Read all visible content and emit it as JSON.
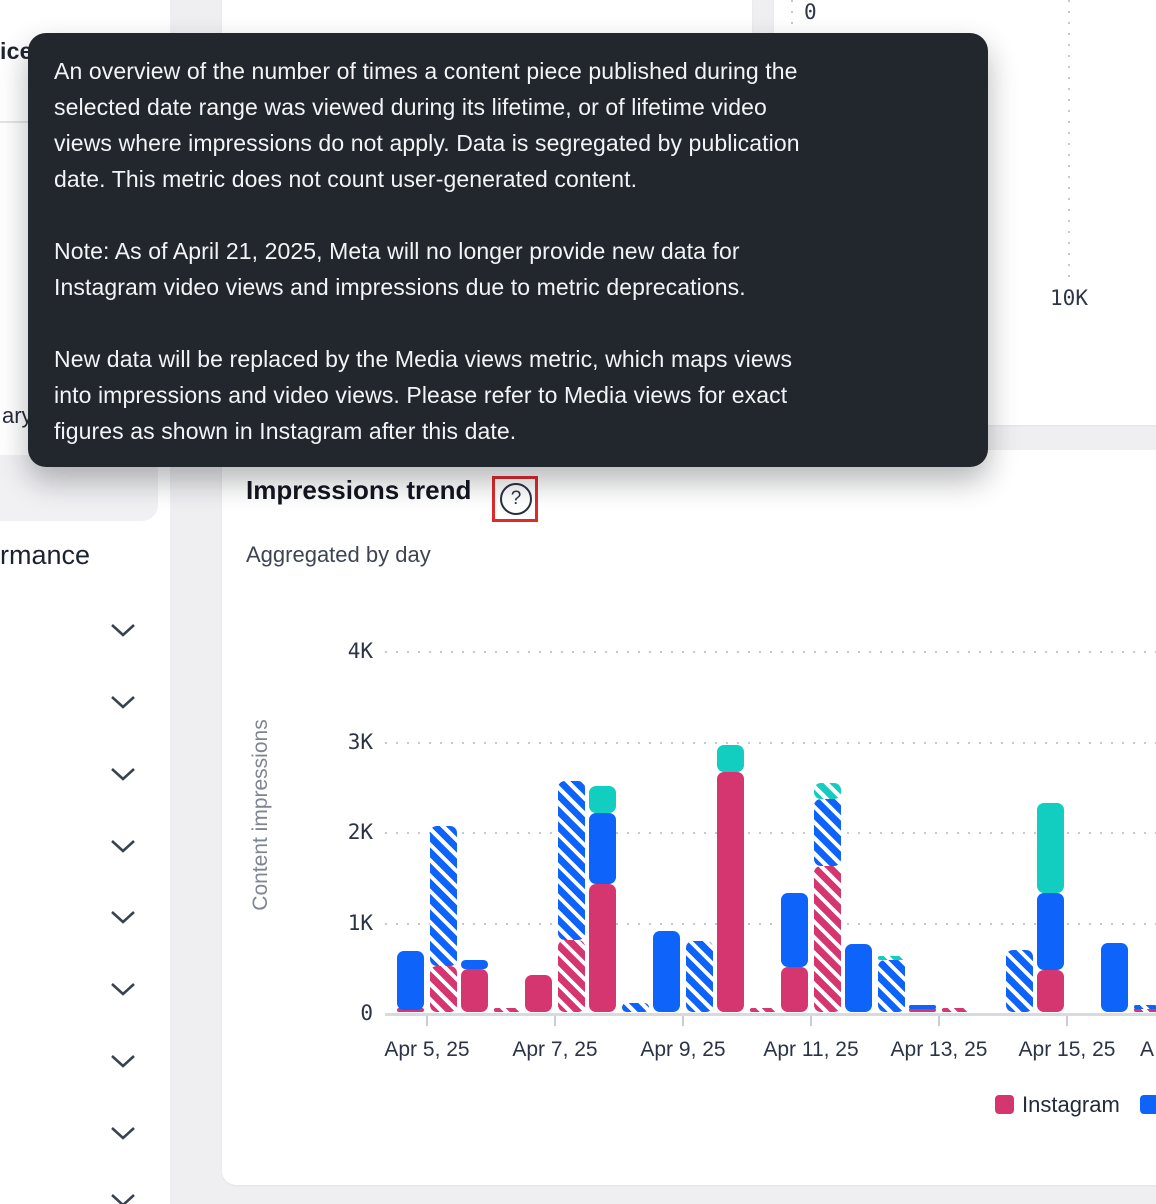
{
  "sidebar": {
    "title_fragment": "ice",
    "item_fragment": "ary",
    "section_fragment": "rmance",
    "chevron_y": [
      630,
      702,
      774,
      846,
      917,
      989,
      1061,
      1133,
      1200
    ]
  },
  "tooltip": {
    "paragraphs": [
      [
        "An overview of the number of times a content piece published during the",
        "selected date range was viewed during its lifetime, or of lifetime video",
        "views where impressions do not apply. Data is segregated by publication",
        "date. This metric does not count user-generated content."
      ],
      [
        "Note: As of April 21, 2025, Meta will no longer provide new data for",
        "Instagram video views and impressions due to metric deprecations."
      ],
      [
        "New data will be replaced by the Media views metric, which maps views",
        "into impressions and video views. Please refer to Media views for exact",
        "figures as shown in Instagram after this date."
      ]
    ],
    "bg": "#22272E"
  },
  "upper_chart": {
    "zero_label": "0",
    "tenk_label": "10K"
  },
  "impressions_card": {
    "title": "Impressions trend",
    "subtitle": "Aggregated by day",
    "help_glyph": "?",
    "highlight_color": "#DF2A2D"
  },
  "chart_data": {
    "type": "bar",
    "stacked": true,
    "grouped": true,
    "bar_groups": [
      "solid",
      "hatched"
    ],
    "title": "Impressions trend",
    "subtitle": "Aggregated by day",
    "ylabel": "Content impressions",
    "y_tick_labels": [
      "0",
      "1K",
      "2K",
      "3K",
      "4K"
    ],
    "ylim": [
      0,
      4000
    ],
    "grid": "dotted-horizontal",
    "x_tick_labels": [
      "Apr 5, 25",
      "Apr 7, 25",
      "Apr 9, 25",
      "Apr 11, 25",
      "Apr 13, 25",
      "Apr 15, 25"
    ],
    "next_tick_partial": "A",
    "legend_position": "bottom-right",
    "legend": [
      {
        "label": "Instagram",
        "color": "#D6366F"
      },
      {
        "label": "",
        "color": "#0D63FA"
      }
    ],
    "series_colors": {
      "instagram": "#D6366F",
      "blue": "#0D63FA",
      "teal": "#12CEC1"
    },
    "days": [
      {
        "date": "Apr 5, 25",
        "solid": {
          "instagram": 20,
          "blue": 650
        },
        "hatched": {
          "instagram": 510,
          "blue": 1550
        }
      },
      {
        "date": "Apr 6, 25",
        "solid": {
          "instagram": 480,
          "blue": 95
        },
        "hatched": {
          "instagram": 25
        }
      },
      {
        "date": "Apr 7, 25",
        "solid": {
          "instagram": 410
        },
        "hatched": {
          "instagram": 800,
          "blue": 1750
        }
      },
      {
        "date": "Apr 8, 25",
        "solid": {
          "instagram": 1410,
          "blue": 790,
          "teal": 300
        },
        "hatched": {
          "blue": 100
        }
      },
      {
        "date": "Apr 9, 25",
        "solid": {
          "blue": 890
        },
        "hatched": {
          "blue": 790
        }
      },
      {
        "date": "Apr 10, 25",
        "solid": {
          "instagram": 2650,
          "teal": 300
        },
        "hatched": {
          "instagram": 40
        }
      },
      {
        "date": "Apr 11, 25",
        "solid": {
          "instagram": 500,
          "blue": 810
        },
        "hatched": {
          "instagram": 1610,
          "blue": 740,
          "teal": 180
        }
      },
      {
        "date": "Apr 12, 25",
        "solid": {
          "blue": 750
        },
        "hatched": {
          "blue": 580,
          "teal": 40
        }
      },
      {
        "date": "Apr 13, 25",
        "solid": {
          "instagram": 30,
          "blue": 20
        },
        "hatched": {
          "instagram": 30
        }
      },
      {
        "date": "Apr 14, 25",
        "solid": {},
        "hatched": {
          "blue": 680
        }
      },
      {
        "date": "Apr 15, 25",
        "solid": {
          "instagram": 460,
          "blue": 850,
          "teal": 1000
        },
        "hatched": {}
      },
      {
        "date": "Apr 16, 25",
        "solid": {
          "blue": 760
        },
        "hatched": {
          "instagram": 30,
          "blue": 25
        }
      }
    ]
  }
}
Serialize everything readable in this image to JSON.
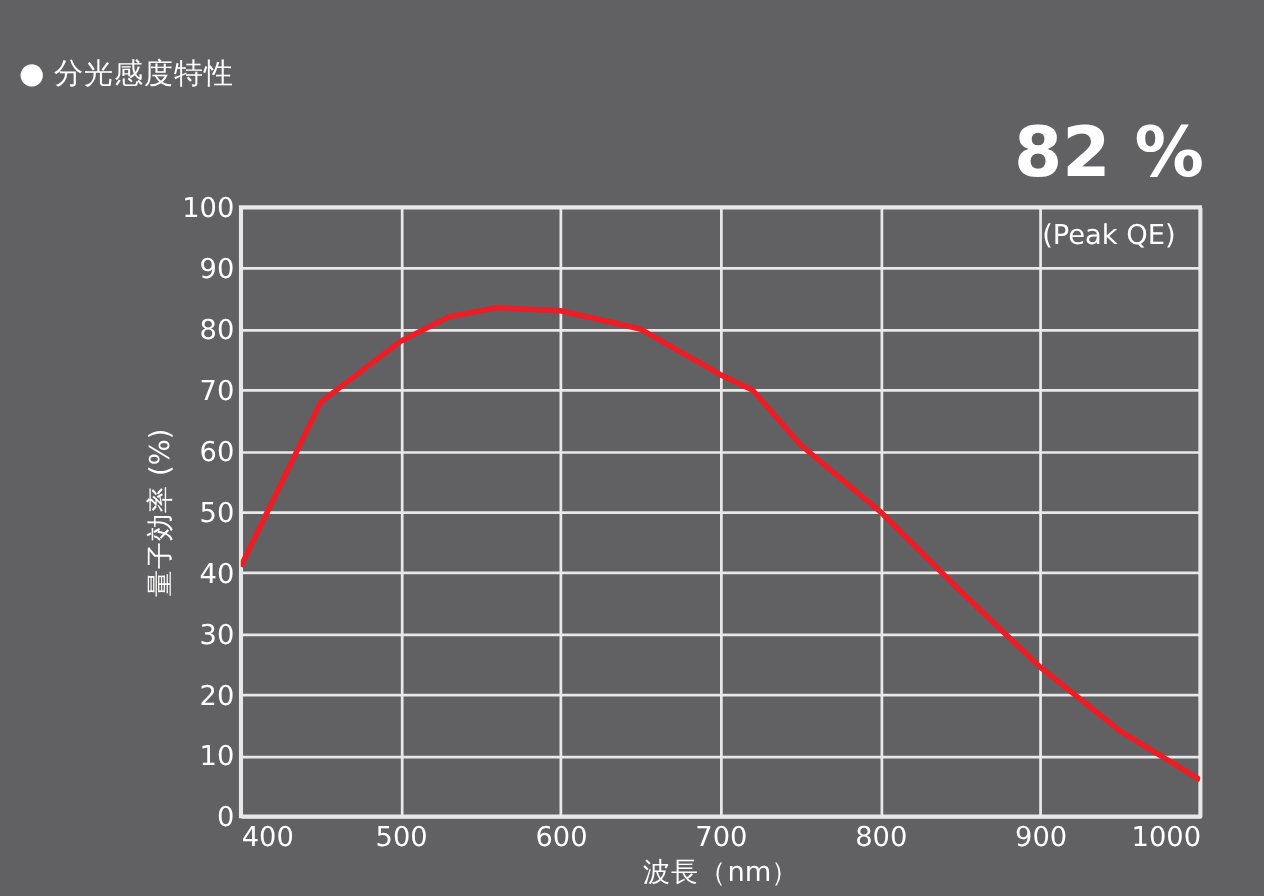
{
  "chart_data": {
    "type": "line",
    "title": "● 分光感度特性",
    "xlabel": "波長（nm）",
    "ylabel": "量子効率 (%)",
    "x": [
      400,
      450,
      500,
      530,
      560,
      600,
      650,
      700,
      720,
      750,
      800,
      850,
      900,
      950,
      1000
    ],
    "series": [
      {
        "color": "#ee1c25",
        "values": [
          41,
          68,
          78,
          82,
          83.5,
          83,
          80,
          72.5,
          70,
          61,
          50,
          37,
          24.5,
          14,
          6
        ]
      }
    ],
    "xlim": [
      400,
      1000
    ],
    "xticks": [
      400,
      500,
      600,
      700,
      800,
      900,
      1000
    ],
    "ylim": [
      0,
      100
    ],
    "yticks": [
      0,
      10,
      20,
      30,
      40,
      50,
      60,
      70,
      80,
      90,
      100
    ],
    "grid": true,
    "marker": "none",
    "line_style": "solid",
    "annotations": [
      "82 %",
      "(Peak QE)"
    ]
  }
}
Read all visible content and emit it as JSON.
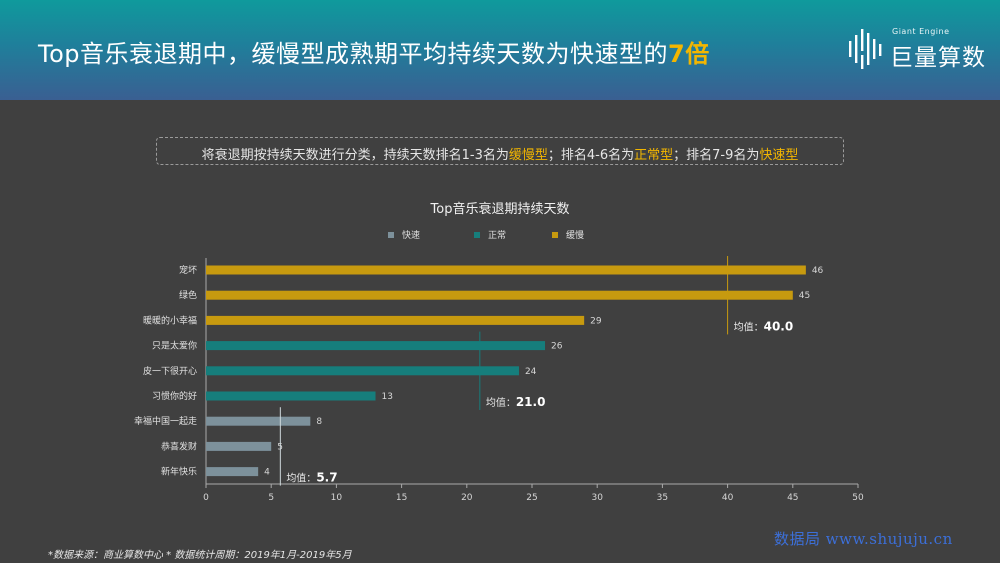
{
  "header": {
    "title_main": "Top音乐衰退期中，缓慢型成熟期平均持续天数为快速型的",
    "title_highlight": "7倍",
    "logo_en": "Giant Engine",
    "logo_cn": "巨量算数"
  },
  "subtitle": {
    "p1": "将衰退期按持续天数进行分类，持续天数排名1-3名为",
    "h1": "缓慢型",
    "p2": "；排名4-6名为",
    "h2": "正常型",
    "p3": "；排名7-9名为",
    "h3": "快速型"
  },
  "colors": {
    "fast": "#7d919b",
    "normal": "#167e7c",
    "slow": "#c79a0f",
    "axis": "#aaaaaa",
    "highlight": "#f3b600"
  },
  "chart_data": {
    "type": "bar",
    "orientation": "horizontal",
    "title": "Top音乐衰退期持续天数",
    "categories": [
      "宠坏",
      "绿色",
      "暖暖的小幸福",
      "只是太爱你",
      "皮一下很开心",
      "习惯你的好",
      "幸福中国一起走",
      "恭喜发财",
      "新年快乐"
    ],
    "values": [
      46,
      45,
      29,
      26,
      24,
      13,
      8,
      5,
      4
    ],
    "groups": [
      "缓慢",
      "缓慢",
      "缓慢",
      "正常",
      "正常",
      "正常",
      "快速",
      "快速",
      "快速"
    ],
    "legend": [
      {
        "name": "快速",
        "color": "#7d919b"
      },
      {
        "name": "正常",
        "color": "#167e7c"
      },
      {
        "name": "缓慢",
        "color": "#c79a0f"
      }
    ],
    "averages": [
      {
        "group": "缓慢",
        "label": "均值：",
        "value": 40.0,
        "display": "40.0"
      },
      {
        "group": "正常",
        "label": "均值：",
        "value": 21.0,
        "display": "21.0"
      },
      {
        "group": "快速",
        "label": "均值：",
        "value": 5.7,
        "display": "5.7"
      }
    ],
    "xlim": [
      0,
      50
    ],
    "xticks": [
      0,
      5,
      10,
      15,
      20,
      25,
      30,
      35,
      40,
      45,
      50
    ],
    "legend_position": "top-center",
    "grid": false
  },
  "footnote": "*数据来源：商业算数中心 * 数据统计周期：2019年1月-2019年5月",
  "watermark": "数据局 www.shujuju.cn"
}
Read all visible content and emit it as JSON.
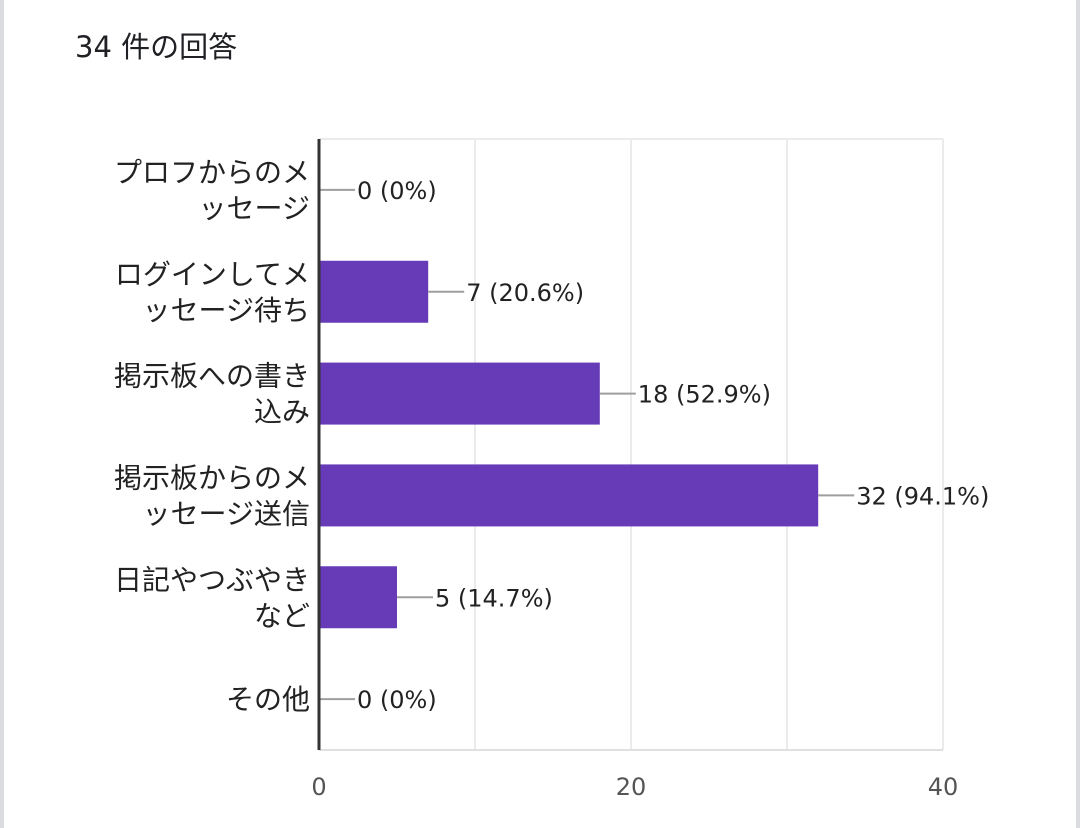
{
  "header": {
    "title": "34 件の回答"
  },
  "chart_data": {
    "type": "bar",
    "orientation": "horizontal",
    "categories": [
      [
        "プロフからのメ",
        "ッセージ"
      ],
      [
        "ログインしてメ",
        "ッセージ待ち"
      ],
      [
        "掲示板への書き",
        "込み"
      ],
      [
        "掲示板からのメ",
        "ッセージ送信"
      ],
      [
        "日記やつぶやき",
        "など"
      ],
      [
        "その他"
      ]
    ],
    "values": [
      0,
      7,
      18,
      32,
      5,
      0
    ],
    "data_labels": [
      "0 (0%)",
      "7 (20.6%)",
      "18 (52.9%)",
      "32 (94.1%)",
      "5 (14.7%)",
      "0 (0%)"
    ],
    "xlim": [
      0,
      40
    ],
    "xticks": [
      0,
      20,
      40
    ],
    "tick_labels": [
      "0",
      "20",
      "40"
    ],
    "gridlines": [
      0,
      10,
      20,
      30,
      40
    ],
    "grid": true,
    "bar_color": "#673ab7",
    "title": "34 件の回答",
    "xlabel": "",
    "ylabel": ""
  }
}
= = = =
REQUIREMENT:
Exactly how many lines contain "ylabel"? State the number and nothing else.

THE COMPLETED TASK:
3